» Task instructions: Where a line of the material contains the string "JSON", copy that line.

» Listed records:
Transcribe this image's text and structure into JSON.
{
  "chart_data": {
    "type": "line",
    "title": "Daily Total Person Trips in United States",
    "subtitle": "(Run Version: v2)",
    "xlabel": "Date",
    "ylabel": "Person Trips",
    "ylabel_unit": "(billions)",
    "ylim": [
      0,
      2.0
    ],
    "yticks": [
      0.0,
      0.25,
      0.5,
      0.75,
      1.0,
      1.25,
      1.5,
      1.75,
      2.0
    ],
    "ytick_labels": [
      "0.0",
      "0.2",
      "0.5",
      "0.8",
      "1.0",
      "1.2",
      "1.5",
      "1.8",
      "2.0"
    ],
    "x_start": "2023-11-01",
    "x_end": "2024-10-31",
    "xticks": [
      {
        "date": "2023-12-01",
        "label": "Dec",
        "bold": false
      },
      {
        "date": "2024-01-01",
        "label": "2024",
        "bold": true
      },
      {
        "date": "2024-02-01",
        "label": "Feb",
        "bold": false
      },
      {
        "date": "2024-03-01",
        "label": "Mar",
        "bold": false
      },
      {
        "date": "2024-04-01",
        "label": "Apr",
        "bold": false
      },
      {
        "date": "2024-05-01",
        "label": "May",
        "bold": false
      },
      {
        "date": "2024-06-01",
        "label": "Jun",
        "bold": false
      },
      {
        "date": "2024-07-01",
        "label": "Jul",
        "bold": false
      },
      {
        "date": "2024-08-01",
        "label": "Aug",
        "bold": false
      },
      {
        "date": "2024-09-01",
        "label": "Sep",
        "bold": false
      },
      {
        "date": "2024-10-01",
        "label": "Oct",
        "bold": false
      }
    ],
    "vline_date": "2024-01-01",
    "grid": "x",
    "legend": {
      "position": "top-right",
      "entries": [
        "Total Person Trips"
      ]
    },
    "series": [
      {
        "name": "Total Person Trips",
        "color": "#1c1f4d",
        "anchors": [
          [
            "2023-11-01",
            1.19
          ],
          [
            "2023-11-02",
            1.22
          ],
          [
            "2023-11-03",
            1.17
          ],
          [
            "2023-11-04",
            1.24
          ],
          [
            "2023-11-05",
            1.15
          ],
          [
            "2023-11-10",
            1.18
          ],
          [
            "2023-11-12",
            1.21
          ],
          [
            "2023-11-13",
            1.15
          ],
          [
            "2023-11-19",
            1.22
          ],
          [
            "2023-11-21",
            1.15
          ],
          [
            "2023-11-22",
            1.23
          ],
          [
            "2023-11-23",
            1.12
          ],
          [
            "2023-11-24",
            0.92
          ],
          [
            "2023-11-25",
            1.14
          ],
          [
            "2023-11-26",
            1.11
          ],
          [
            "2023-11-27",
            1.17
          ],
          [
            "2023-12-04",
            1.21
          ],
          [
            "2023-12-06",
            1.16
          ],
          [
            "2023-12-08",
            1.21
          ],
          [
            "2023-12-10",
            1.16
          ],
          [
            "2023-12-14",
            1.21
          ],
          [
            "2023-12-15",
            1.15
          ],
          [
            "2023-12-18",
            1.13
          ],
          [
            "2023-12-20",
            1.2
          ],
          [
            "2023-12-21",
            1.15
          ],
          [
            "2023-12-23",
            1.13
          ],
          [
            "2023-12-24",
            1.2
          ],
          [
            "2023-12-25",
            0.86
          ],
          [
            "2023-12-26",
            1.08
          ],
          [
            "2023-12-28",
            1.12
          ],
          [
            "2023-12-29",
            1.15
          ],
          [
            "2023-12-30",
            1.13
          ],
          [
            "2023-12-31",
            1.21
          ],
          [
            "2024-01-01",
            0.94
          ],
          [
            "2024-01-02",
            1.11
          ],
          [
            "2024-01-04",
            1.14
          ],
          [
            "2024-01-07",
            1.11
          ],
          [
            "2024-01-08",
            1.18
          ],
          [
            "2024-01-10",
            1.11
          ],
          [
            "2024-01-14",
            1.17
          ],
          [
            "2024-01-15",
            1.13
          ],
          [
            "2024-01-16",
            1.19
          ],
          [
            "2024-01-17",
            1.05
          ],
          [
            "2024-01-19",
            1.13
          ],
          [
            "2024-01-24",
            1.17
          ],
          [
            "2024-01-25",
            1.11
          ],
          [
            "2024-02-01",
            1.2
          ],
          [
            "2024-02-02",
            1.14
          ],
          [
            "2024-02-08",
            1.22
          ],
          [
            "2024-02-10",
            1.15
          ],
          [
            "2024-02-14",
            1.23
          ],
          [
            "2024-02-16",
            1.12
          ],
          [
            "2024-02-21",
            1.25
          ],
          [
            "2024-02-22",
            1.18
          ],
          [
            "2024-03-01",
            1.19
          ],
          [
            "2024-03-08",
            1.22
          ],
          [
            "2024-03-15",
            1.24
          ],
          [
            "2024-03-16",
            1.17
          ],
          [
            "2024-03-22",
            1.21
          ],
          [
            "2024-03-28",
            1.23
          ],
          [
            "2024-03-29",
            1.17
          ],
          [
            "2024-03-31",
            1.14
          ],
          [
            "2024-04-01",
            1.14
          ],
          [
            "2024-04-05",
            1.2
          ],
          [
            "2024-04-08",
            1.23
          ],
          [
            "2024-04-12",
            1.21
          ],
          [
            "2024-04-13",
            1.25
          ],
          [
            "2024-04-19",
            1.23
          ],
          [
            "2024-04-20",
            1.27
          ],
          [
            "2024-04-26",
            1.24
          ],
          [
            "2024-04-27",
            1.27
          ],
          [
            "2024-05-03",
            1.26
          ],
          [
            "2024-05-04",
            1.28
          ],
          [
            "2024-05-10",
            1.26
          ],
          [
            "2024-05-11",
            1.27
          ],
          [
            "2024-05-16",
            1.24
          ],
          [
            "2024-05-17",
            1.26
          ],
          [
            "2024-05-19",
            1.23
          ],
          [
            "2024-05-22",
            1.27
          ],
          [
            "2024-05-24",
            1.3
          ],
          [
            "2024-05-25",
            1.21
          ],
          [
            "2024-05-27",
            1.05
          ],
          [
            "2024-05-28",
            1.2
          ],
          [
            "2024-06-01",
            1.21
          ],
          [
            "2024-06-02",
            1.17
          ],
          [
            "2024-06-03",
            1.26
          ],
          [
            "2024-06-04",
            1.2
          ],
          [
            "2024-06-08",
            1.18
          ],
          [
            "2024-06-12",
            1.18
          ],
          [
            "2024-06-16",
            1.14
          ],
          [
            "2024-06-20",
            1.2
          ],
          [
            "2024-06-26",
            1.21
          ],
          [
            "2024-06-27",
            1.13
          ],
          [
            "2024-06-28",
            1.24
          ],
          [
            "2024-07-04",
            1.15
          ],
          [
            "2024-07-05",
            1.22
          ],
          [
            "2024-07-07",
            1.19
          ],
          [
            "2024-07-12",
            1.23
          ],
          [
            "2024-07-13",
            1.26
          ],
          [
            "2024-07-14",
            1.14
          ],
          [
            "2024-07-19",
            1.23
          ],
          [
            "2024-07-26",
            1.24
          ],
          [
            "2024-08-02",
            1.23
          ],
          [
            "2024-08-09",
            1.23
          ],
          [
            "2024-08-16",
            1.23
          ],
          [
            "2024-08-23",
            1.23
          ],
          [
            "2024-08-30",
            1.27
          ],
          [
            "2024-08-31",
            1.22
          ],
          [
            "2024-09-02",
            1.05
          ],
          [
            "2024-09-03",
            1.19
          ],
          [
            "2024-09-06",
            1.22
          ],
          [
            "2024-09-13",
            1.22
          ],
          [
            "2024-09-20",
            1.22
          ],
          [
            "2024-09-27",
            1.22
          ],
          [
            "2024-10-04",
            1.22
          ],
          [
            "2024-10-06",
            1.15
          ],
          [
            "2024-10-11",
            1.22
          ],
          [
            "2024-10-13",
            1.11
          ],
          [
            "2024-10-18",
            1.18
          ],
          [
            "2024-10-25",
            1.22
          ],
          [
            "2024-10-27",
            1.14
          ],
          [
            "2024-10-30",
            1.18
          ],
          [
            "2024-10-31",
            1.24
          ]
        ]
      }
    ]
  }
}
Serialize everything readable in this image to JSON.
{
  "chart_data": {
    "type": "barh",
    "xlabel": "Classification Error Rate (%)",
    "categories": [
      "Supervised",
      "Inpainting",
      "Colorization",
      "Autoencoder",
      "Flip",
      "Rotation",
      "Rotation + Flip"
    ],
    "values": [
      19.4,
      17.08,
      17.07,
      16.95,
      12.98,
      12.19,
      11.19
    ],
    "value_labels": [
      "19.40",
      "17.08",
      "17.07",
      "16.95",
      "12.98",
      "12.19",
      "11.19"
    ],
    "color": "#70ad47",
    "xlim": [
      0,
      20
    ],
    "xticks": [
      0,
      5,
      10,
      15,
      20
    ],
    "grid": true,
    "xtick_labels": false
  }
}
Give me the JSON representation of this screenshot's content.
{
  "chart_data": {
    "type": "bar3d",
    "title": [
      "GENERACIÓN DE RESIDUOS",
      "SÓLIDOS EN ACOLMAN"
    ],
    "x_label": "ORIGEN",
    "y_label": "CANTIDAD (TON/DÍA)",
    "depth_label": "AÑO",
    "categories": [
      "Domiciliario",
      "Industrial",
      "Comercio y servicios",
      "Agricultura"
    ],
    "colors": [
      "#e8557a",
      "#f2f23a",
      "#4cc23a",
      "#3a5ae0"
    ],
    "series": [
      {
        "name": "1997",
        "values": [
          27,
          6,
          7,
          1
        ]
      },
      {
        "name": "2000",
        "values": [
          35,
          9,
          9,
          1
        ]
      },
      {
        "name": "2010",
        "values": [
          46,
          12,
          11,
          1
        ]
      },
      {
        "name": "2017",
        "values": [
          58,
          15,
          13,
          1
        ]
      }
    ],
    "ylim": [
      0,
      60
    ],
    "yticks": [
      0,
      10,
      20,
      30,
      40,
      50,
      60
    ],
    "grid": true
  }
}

» Solution for this problem:
Transcribe this image's text and structure into JSON.
Serialize everything readable in this image to JSON.
Give me the JSON representation of this screenshot's content.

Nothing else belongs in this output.